--- BEGIN ---

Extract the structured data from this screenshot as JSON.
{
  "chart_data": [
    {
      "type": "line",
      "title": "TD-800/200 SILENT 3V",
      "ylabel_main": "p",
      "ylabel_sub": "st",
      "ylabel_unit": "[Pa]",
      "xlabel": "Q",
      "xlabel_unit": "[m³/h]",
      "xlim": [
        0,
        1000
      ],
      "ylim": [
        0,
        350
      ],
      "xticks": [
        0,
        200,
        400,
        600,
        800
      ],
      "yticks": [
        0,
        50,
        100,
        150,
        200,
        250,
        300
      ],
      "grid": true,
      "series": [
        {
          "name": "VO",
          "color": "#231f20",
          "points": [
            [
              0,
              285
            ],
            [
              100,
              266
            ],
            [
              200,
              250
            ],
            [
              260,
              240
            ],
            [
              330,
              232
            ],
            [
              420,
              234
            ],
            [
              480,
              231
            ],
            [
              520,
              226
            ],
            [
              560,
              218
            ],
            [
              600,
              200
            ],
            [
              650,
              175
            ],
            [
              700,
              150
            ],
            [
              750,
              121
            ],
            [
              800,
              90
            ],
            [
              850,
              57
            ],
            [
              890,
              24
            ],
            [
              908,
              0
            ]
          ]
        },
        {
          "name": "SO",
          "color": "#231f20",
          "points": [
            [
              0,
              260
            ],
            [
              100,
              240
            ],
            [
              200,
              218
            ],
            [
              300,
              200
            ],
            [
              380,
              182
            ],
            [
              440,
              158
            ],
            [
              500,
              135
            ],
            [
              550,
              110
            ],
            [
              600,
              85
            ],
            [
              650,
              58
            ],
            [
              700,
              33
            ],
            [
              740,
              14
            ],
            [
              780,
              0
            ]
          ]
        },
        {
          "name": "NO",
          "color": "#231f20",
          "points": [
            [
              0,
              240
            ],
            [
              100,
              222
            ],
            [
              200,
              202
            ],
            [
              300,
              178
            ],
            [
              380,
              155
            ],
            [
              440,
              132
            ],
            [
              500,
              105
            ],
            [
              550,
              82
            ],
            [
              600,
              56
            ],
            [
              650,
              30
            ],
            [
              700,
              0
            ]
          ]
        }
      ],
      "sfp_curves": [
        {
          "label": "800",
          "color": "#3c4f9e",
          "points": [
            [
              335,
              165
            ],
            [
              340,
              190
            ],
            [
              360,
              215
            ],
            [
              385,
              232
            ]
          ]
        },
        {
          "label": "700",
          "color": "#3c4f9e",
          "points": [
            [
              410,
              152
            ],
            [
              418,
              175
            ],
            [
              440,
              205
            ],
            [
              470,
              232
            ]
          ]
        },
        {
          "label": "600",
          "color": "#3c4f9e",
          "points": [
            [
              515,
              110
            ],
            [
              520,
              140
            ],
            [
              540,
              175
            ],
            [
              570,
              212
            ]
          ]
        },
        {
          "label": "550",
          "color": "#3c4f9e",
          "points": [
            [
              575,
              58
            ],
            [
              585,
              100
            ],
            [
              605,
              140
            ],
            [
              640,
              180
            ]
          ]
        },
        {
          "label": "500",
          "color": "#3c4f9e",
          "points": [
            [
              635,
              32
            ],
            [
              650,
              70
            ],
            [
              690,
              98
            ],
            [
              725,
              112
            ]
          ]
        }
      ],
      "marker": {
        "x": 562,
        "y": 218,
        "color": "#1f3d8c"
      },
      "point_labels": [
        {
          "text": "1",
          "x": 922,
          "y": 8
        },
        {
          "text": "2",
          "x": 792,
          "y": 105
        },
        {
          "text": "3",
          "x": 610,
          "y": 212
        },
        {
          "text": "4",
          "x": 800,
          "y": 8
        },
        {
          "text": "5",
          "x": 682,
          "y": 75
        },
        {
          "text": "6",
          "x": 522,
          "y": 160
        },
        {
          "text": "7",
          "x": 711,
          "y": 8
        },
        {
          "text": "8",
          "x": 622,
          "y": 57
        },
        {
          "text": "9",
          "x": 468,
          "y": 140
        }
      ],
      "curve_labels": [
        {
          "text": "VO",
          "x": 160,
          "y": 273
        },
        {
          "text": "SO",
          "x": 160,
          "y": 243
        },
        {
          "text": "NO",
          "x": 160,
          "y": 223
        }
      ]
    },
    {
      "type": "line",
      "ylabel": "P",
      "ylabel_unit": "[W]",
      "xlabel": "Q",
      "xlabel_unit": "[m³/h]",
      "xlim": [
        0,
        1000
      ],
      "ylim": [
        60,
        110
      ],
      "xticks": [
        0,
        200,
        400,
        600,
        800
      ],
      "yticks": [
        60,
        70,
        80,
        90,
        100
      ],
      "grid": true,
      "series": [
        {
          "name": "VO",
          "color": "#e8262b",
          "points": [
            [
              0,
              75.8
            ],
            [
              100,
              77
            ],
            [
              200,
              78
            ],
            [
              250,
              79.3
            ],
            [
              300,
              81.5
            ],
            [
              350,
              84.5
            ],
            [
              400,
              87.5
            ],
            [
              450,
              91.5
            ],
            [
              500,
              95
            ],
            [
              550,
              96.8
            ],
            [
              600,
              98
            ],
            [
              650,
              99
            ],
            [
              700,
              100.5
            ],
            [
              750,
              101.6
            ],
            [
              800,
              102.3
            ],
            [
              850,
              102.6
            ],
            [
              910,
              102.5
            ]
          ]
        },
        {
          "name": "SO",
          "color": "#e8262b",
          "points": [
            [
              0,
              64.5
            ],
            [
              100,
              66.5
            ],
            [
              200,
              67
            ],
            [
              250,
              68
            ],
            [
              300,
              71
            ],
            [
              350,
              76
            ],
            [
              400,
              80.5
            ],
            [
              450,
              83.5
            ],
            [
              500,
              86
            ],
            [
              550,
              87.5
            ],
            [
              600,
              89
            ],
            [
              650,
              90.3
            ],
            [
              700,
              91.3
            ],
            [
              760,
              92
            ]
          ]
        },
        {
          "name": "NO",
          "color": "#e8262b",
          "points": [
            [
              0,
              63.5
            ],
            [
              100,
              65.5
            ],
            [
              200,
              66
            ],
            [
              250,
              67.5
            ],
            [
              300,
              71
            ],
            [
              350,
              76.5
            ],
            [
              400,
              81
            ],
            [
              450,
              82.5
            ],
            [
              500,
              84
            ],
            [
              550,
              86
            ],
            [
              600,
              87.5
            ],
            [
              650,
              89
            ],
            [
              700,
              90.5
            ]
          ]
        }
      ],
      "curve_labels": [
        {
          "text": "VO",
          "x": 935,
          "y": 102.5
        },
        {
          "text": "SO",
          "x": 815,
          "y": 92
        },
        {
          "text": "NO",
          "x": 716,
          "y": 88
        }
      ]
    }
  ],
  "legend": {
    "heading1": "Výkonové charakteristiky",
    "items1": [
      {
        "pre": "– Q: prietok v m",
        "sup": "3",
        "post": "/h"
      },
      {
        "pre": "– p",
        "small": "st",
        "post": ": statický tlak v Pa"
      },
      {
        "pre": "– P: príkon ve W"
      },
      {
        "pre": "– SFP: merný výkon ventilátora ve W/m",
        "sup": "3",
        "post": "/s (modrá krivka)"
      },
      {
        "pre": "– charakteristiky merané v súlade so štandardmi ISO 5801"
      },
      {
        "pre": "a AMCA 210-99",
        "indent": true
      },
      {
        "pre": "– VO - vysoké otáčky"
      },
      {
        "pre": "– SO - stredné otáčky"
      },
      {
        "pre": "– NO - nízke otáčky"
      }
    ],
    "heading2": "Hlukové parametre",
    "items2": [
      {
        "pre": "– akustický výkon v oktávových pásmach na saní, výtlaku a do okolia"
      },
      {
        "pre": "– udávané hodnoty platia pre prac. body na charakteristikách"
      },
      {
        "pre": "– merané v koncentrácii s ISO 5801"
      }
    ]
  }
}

--- END ---

Stated goal | Retype the records in full. Keep every line identical to the original.

Result |
Extract the structured data from this screenshot as JSON.
{
  "chart_data": [
    {
      "type": "line",
      "title": "TD-800/200 SILENT 3V",
      "ylabel_main": "p",
      "ylabel_sub": "st",
      "ylabel_unit": "[Pa]",
      "xlabel": "Q",
      "xlabel_unit": "[m³/h]",
      "xlim": [
        0,
        1000
      ],
      "ylim": [
        0,
        350
      ],
      "xticks": [
        0,
        200,
        400,
        600,
        800
      ],
      "yticks": [
        0,
        50,
        100,
        150,
        200,
        250,
        300
      ],
      "grid": true,
      "series": [
        {
          "name": "VO",
          "color": "#231f20",
          "points": [
            [
              0,
              285
            ],
            [
              100,
              266
            ],
            [
              200,
              250
            ],
            [
              260,
              240
            ],
            [
              330,
              232
            ],
            [
              420,
              234
            ],
            [
              480,
              231
            ],
            [
              520,
              226
            ],
            [
              560,
              218
            ],
            [
              600,
              200
            ],
            [
              650,
              175
            ],
            [
              700,
              150
            ],
            [
              750,
              121
            ],
            [
              800,
              90
            ],
            [
              850,
              57
            ],
            [
              890,
              24
            ],
            [
              908,
              0
            ]
          ]
        },
        {
          "name": "SO",
          "color": "#231f20",
          "points": [
            [
              0,
              260
            ],
            [
              100,
              240
            ],
            [
              200,
              218
            ],
            [
              300,
              200
            ],
            [
              380,
              182
            ],
            [
              440,
              158
            ],
            [
              500,
              135
            ],
            [
              550,
              110
            ],
            [
              600,
              85
            ],
            [
              650,
              58
            ],
            [
              700,
              33
            ],
            [
              740,
              14
            ],
            [
              780,
              0
            ]
          ]
        },
        {
          "name": "NO",
          "color": "#231f20",
          "points": [
            [
              0,
              240
            ],
            [
              100,
              222
            ],
            [
              200,
              202
            ],
            [
              300,
              178
            ],
            [
              380,
              155
            ],
            [
              440,
              132
            ],
            [
              500,
              105
            ],
            [
              550,
              82
            ],
            [
              600,
              56
            ],
            [
              650,
              30
            ],
            [
              700,
              0
            ]
          ]
        }
      ],
      "sfp_curves": [
        {
          "label": "800",
          "color": "#3c4f9e",
          "points": [
            [
              335,
              165
            ],
            [
              340,
              190
            ],
            [
              360,
              215
            ],
            [
              385,
              232
            ]
          ]
        },
        {
          "label": "700",
          "color": "#3c4f9e",
          "points": [
            [
              410,
              152
            ],
            [
              418,
              175
            ],
            [
              440,
              205
            ],
            [
              470,
              232
            ]
          ]
        },
        {
          "label": "600",
          "color": "#3c4f9e",
          "points": [
            [
              515,
              110
            ],
            [
              520,
              140
            ],
            [
              540,
              175
            ],
            [
              570,
              212
            ]
          ]
        },
        {
          "label": "550",
          "color": "#3c4f9e",
          "points": [
            [
              575,
              58
            ],
            [
              585,
              100
            ],
            [
              605,
              140
            ],
            [
              640,
              180
            ]
          ]
        },
        {
          "label": "500",
          "color": "#3c4f9e",
          "points": [
            [
              635,
              32
            ],
            [
              650,
              70
            ],
            [
              690,
              98
            ],
            [
              725,
              112
            ]
          ]
        }
      ],
      "marker": {
        "x": 562,
        "y": 218,
        "color": "#1f3d8c"
      },
      "point_labels": [
        {
          "text": "1",
          "x": 922,
          "y": 8
        },
        {
          "text": "2",
          "x": 792,
          "y": 105
        },
        {
          "text": "3",
          "x": 610,
          "y": 212
        },
        {
          "text": "4",
          "x": 800,
          "y": 8
        },
        {
          "text": "5",
          "x": 682,
          "y": 75
        },
        {
          "text": "6",
          "x": 522,
          "y": 160
        },
        {
          "text": "7",
          "x": 711,
          "y": 8
        },
        {
          "text": "8",
          "x": 622,
          "y": 57
        },
        {
          "text": "9",
          "x": 468,
          "y": 140
        }
      ],
      "curve_labels": [
        {
          "text": "VO",
          "x": 160,
          "y": 273
        },
        {
          "text": "SO",
          "x": 160,
          "y": 243
        },
        {
          "text": "NO",
          "x": 160,
          "y": 223
        }
      ]
    },
    {
      "type": "line",
      "ylabel": "P",
      "ylabel_unit": "[W]",
      "xlabel": "Q",
      "xlabel_unit": "[m³/h]",
      "xlim": [
        0,
        1000
      ],
      "ylim": [
        60,
        110
      ],
      "xticks": [
        0,
        200,
        400,
        600,
        800
      ],
      "yticks": [
        60,
        70,
        80,
        90,
        100
      ],
      "grid": true,
      "series": [
        {
          "name": "VO",
          "color": "#e8262b",
          "points": [
            [
              0,
              75.8
            ],
            [
              100,
              77
            ],
            [
              200,
              78
            ],
            [
              250,
              79.3
            ],
            [
              300,
              81.5
            ],
            [
              350,
              84.5
            ],
            [
              400,
              87.5
            ],
            [
              450,
              91.5
            ],
            [
              500,
              95
            ],
            [
              550,
              96.8
            ],
            [
              600,
              98
            ],
            [
              650,
              99
            ],
            [
              700,
              100.5
            ],
            [
              750,
              101.6
            ],
            [
              800,
              102.3
            ],
            [
              850,
              102.6
            ],
            [
              910,
              102.5
            ]
          ]
        },
        {
          "name": "SO",
          "color": "#e8262b",
          "points": [
            [
              0,
              64.5
            ],
            [
              100,
              66.5
            ],
            [
              200,
              67
            ],
            [
              250,
              68
            ],
            [
              300,
              71
            ],
            [
              350,
              76
            ],
            [
              400,
              80.5
            ],
            [
              450,
              83.5
            ],
            [
              500,
              86
            ],
            [
              550,
              87.5
            ],
            [
              600,
              89
            ],
            [
              650,
              90.3
            ],
            [
              700,
              91.3
            ],
            [
              760,
              92
            ]
          ]
        },
        {
          "name": "NO",
          "color": "#e8262b",
          "points": [
            [
              0,
              63.5
            ],
            [
              100,
              65.5
            ],
            [
              200,
              66
            ],
            [
              250,
              67.5
            ],
            [
              300,
              71
            ],
            [
              350,
              76.5
            ],
            [
              400,
              81
            ],
            [
              450,
              82.5
            ],
            [
              500,
              84
            ],
            [
              550,
              86
            ],
            [
              600,
              87.5
            ],
            [
              650,
              89
            ],
            [
              700,
              90.5
            ]
          ]
        }
      ],
      "curve_labels": [
        {
          "text": "VO",
          "x": 935,
          "y": 102.5
        },
        {
          "text": "SO",
          "x": 815,
          "y": 92
        },
        {
          "text": "NO",
          "x": 716,
          "y": 88
        }
      ]
    }
  ],
  "legend": {
    "heading1": "Výkonové charakteristiky",
    "items1": [
      {
        "pre": "– Q: prietok v m",
        "sup": "3",
        "post": "/h"
      },
      {
        "pre": "– p",
        "small": "st",
        "post": ": statický tlak v Pa"
      },
      {
        "pre": "– P: príkon ve W"
      },
      {
        "pre": "– SFP: merný výkon ventilátora ve W/m",
        "sup": "3",
        "post": "/s (modrá krivka)"
      },
      {
        "pre": "– charakteristiky merané v súlade so štandardmi ISO 5801"
      },
      {
        "pre": "a AMCA 210-99",
        "indent": true
      },
      {
        "pre": "– VO - vysoké otáčky"
      },
      {
        "pre": "– SO - stredné otáčky"
      },
      {
        "pre": "– NO - nízke otáčky"
      }
    ],
    "heading2": "Hlukové parametre",
    "items2": [
      {
        "pre": "– akustický výkon v oktávových pásmach na saní, výtlaku a do okolia"
      },
      {
        "pre": "– udávané hodnoty platia pre prac. body na charakteristikách"
      },
      {
        "pre": "– merané v koncentrácii s ISO 5801"
      }
    ]
  }
}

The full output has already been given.